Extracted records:

#####

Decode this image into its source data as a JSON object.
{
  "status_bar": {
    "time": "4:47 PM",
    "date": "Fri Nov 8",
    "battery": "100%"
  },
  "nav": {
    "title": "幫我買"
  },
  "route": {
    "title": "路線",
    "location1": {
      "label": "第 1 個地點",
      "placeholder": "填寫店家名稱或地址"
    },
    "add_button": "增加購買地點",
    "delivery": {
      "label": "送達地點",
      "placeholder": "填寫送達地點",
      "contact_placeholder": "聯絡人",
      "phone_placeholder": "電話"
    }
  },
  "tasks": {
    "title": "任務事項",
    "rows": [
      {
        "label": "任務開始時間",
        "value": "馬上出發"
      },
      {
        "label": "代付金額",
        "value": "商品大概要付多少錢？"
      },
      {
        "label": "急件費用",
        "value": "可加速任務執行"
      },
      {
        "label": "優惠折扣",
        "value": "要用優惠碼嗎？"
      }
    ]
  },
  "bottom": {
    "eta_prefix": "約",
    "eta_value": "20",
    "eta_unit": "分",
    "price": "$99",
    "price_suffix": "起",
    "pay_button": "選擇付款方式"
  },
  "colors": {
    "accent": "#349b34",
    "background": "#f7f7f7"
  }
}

#####

YOUR OBJECTIVE. Extract the full listing above without altering anything.

SOLUTION TO THIS EXERCISE.
Decode this image into its source data as a JSON object.
{
  "status_bar": {
    "time": "4:47 PM",
    "date": "Fri Nov 8",
    "battery": "100%"
  },
  "nav": {
    "title": "幫我買"
  },
  "route": {
    "title": "路線",
    "location1": {
      "label": "第 1 個地點",
      "placeholder": "填寫店家名稱或地址"
    },
    "add_button": "增加購買地點",
    "delivery": {
      "label": "送達地點",
      "placeholder": "填寫送達地點",
      "contact_placeholder": "聯絡人",
      "phone_placeholder": "電話"
    }
  },
  "tasks": {
    "title": "任務事項",
    "rows": [
      {
        "label": "任務開始時間",
        "value": "馬上出發"
      },
      {
        "label": "代付金額",
        "value": "商品大概要付多少錢？"
      },
      {
        "label": "急件費用",
        "value": "可加速任務執行"
      },
      {
        "label": "優惠折扣",
        "value": "要用優惠碼嗎？"
      }
    ]
  },
  "bottom": {
    "eta_prefix": "約",
    "eta_value": "20",
    "eta_unit": "分",
    "price": "$99",
    "price_suffix": "起",
    "pay_button": "選擇付款方式"
  },
  "colors": {
    "accent": "#349b34",
    "background": "#f7f7f7"
  }
}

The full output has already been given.